### Directions for this task
Without skipping anything, write out each record below exactly.

### Provided data
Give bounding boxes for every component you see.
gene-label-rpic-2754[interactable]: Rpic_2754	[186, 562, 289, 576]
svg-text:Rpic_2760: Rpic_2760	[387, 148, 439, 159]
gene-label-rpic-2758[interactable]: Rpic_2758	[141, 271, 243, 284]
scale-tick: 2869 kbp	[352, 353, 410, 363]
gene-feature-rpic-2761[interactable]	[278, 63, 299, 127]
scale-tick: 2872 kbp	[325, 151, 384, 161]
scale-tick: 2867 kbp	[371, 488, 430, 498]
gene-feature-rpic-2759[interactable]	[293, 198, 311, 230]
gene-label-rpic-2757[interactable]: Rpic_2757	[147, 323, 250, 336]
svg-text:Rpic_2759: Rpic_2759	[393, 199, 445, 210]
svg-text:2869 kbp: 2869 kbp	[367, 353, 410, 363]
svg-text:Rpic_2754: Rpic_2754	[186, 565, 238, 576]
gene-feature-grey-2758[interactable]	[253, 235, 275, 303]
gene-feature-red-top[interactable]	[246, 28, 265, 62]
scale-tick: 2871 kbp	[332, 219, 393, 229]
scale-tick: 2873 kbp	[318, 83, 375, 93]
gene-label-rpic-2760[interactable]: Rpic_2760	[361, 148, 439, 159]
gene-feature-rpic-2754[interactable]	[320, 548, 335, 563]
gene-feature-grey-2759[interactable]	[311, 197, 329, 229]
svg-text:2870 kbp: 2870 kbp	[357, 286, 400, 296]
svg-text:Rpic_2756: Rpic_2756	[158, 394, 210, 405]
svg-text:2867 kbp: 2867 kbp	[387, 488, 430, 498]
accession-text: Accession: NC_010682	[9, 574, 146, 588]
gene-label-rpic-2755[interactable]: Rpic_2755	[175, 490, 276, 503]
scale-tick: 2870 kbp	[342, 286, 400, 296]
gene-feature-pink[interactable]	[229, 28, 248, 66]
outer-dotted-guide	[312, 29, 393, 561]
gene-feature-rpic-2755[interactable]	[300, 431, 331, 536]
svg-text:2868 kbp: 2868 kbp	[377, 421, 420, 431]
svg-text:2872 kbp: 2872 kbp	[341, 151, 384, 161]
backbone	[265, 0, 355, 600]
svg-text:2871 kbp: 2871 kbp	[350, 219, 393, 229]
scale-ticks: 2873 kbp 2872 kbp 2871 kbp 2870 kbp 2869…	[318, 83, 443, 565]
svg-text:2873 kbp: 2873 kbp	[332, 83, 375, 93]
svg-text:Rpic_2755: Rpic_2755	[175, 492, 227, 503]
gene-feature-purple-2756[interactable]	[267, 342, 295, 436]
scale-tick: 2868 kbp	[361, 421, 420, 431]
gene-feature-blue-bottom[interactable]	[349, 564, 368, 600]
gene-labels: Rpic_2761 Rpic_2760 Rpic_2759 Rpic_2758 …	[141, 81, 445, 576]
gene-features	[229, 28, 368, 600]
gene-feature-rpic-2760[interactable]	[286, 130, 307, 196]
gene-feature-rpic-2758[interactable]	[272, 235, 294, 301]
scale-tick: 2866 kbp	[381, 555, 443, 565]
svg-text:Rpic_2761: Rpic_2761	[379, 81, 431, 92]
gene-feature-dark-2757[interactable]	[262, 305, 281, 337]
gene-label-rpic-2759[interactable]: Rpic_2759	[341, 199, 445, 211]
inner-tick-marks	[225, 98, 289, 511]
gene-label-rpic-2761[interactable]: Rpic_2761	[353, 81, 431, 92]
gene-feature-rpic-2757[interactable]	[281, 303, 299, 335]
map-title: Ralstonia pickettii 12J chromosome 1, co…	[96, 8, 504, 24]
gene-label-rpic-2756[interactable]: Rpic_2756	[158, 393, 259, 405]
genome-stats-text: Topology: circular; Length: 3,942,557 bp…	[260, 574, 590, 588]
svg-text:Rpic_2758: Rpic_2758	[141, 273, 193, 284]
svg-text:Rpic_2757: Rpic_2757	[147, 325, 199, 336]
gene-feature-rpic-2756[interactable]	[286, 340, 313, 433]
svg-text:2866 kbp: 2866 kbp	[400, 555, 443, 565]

### Result
Give bounding boxes for every component you see.
gene-label-rpic-2754[interactable]: Rpic_2754	[186, 562, 289, 576]
svg-text:Rpic_2760: Rpic_2760	[387, 148, 439, 159]
gene-label-rpic-2758[interactable]: Rpic_2758	[141, 271, 243, 284]
scale-tick: 2869 kbp	[352, 353, 410, 363]
gene-feature-rpic-2761[interactable]	[278, 63, 299, 127]
scale-tick: 2872 kbp	[325, 151, 384, 161]
scale-tick: 2867 kbp	[371, 488, 430, 498]
gene-feature-rpic-2759[interactable]	[293, 198, 311, 230]
gene-label-rpic-2757[interactable]: Rpic_2757	[147, 323, 250, 336]
svg-text:Rpic_2759: Rpic_2759	[393, 199, 445, 210]
svg-text:2869 kbp: 2869 kbp	[367, 353, 410, 363]
svg-text:Rpic_2754: Rpic_2754	[186, 565, 238, 576]
gene-feature-grey-2758[interactable]	[253, 235, 275, 303]
gene-feature-red-top[interactable]	[246, 28, 265, 62]
scale-tick: 2871 kbp	[332, 219, 393, 229]
scale-tick: 2873 kbp	[318, 83, 375, 93]
gene-label-rpic-2760[interactable]: Rpic_2760	[361, 148, 439, 159]
gene-feature-rpic-2754[interactable]	[320, 548, 335, 563]
gene-feature-grey-2759[interactable]	[311, 197, 329, 229]
svg-text:2870 kbp: 2870 kbp	[357, 286, 400, 296]
svg-text:Rpic_2756: Rpic_2756	[158, 394, 210, 405]
svg-text:2867 kbp: 2867 kbp	[387, 488, 430, 498]
accession-text: Accession: NC_010682	[9, 574, 146, 588]
gene-label-rpic-2755[interactable]: Rpic_2755	[175, 490, 276, 503]
scale-tick: 2870 kbp	[342, 286, 400, 296]
gene-feature-pink[interactable]	[229, 28, 248, 66]
outer-dotted-guide	[312, 29, 393, 561]
gene-feature-rpic-2755[interactable]	[300, 431, 331, 536]
svg-text:2868 kbp: 2868 kbp	[377, 421, 420, 431]
svg-text:2872 kbp: 2872 kbp	[341, 151, 384, 161]
backbone	[265, 0, 355, 600]
svg-text:2871 kbp: 2871 kbp	[350, 219, 393, 229]
scale-ticks: 2873 kbp 2872 kbp 2871 kbp 2870 kbp 2869…	[318, 83, 443, 565]
svg-text:2873 kbp: 2873 kbp	[332, 83, 375, 93]
svg-text:Rpic_2755: Rpic_2755	[175, 492, 227, 503]
gene-feature-purple-2756[interactable]	[267, 342, 295, 436]
scale-tick: 2868 kbp	[361, 421, 420, 431]
gene-feature-blue-bottom[interactable]	[349, 564, 368, 600]
gene-labels: Rpic_2761 Rpic_2760 Rpic_2759 Rpic_2758 …	[141, 81, 445, 576]
gene-features	[229, 28, 368, 600]
gene-feature-rpic-2760[interactable]	[286, 130, 307, 196]
gene-feature-rpic-2758[interactable]	[272, 235, 294, 301]
scale-tick: 2866 kbp	[381, 555, 443, 565]
svg-text:Rpic_2761: Rpic_2761	[379, 81, 431, 92]
gene-feature-dark-2757[interactable]	[262, 305, 281, 337]
gene-label-rpic-2759[interactable]: Rpic_2759	[341, 199, 445, 211]
inner-tick-marks	[225, 98, 289, 511]
gene-label-rpic-2761[interactable]: Rpic_2761	[353, 81, 431, 92]
gene-feature-rpic-2757[interactable]	[281, 303, 299, 335]
map-title: Ralstonia pickettii 12J chromosome 1, co…	[96, 8, 504, 24]
gene-label-rpic-2756[interactable]: Rpic_2756	[158, 393, 259, 405]
genome-stats-text: Topology: circular; Length: 3,942,557 bp…	[260, 574, 590, 588]
svg-text:Rpic_2758: Rpic_2758	[141, 273, 193, 284]
svg-text:Rpic_2757: Rpic_2757	[147, 325, 199, 336]
gene-feature-rpic-2756[interactable]	[286, 340, 313, 433]
svg-text:2866 kbp: 2866 kbp	[400, 555, 443, 565]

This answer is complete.